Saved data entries
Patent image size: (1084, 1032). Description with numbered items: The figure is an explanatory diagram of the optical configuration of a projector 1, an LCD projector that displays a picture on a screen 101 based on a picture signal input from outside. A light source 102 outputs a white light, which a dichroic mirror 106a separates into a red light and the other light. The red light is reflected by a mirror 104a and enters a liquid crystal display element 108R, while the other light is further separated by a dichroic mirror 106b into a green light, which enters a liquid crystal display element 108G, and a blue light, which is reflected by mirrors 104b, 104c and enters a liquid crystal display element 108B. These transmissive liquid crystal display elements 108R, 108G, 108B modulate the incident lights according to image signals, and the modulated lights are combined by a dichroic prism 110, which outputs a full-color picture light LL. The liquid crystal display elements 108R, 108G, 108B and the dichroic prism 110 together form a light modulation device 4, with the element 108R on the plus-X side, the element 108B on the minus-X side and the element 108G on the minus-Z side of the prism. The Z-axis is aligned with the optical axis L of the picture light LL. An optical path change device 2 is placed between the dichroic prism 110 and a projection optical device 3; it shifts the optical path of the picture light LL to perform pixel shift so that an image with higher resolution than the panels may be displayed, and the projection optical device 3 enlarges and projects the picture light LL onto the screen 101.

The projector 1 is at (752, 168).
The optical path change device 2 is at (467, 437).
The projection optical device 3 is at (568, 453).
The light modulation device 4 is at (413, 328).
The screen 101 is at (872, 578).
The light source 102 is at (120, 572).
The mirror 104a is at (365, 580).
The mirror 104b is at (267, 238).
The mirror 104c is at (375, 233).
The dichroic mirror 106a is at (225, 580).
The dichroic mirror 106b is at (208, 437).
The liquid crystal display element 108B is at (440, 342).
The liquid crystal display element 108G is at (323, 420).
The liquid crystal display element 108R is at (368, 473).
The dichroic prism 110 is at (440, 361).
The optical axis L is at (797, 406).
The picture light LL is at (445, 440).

#### Your task
Please copy the lines of the records exactly, from the start of the records through the line containing "The projection optical device 3 is".

#### Reply to the exercise
Patent image size: (1084, 1032). Description with numbered items: The figure is an explanatory diagram of the optical configuration of a projector 1, an LCD projector that displays a picture on a screen 101 based on a picture signal input from outside. A light source 102 outputs a white light, which a dichroic mirror 106a separates into a red light and the other light. The red light is reflected by a mirror 104a and enters a liquid crystal display element 108R, while the other light is further separated by a dichroic mirror 106b into a green light, which enters a liquid crystal display element 108G, and a blue light, which is reflected by mirrors 104b, 104c and enters a liquid crystal display element 108B. These transmissive liquid crystal display elements 108R, 108G, 108B modulate the incident lights according to image signals, and the modulated lights are combined by a dichroic prism 110, which outputs a full-color picture light LL. The liquid crystal display elements 108R, 108G, 108B and the dichroic prism 110 together form a light modulation device 4, with the element 108R on the plus-X side, the element 108B on the minus-X side and the element 108G on the minus-Z side of the prism. The Z-axis is aligned with the optical axis L of the picture light LL. An optical path change device 2 is placed between the dichroic prism 110 and a projection optical device 3; it shifts the optical path of the picture light LL to perform pixel shift so that an image with higher resolution than the panels may be displayed, and the projection optical device 3 enlarges and projects the picture light LL onto the screen 101.

The projector 1 is at (752, 168).
The optical path change device 2 is at (467, 437).
The projection optical device 3 is at (568, 453).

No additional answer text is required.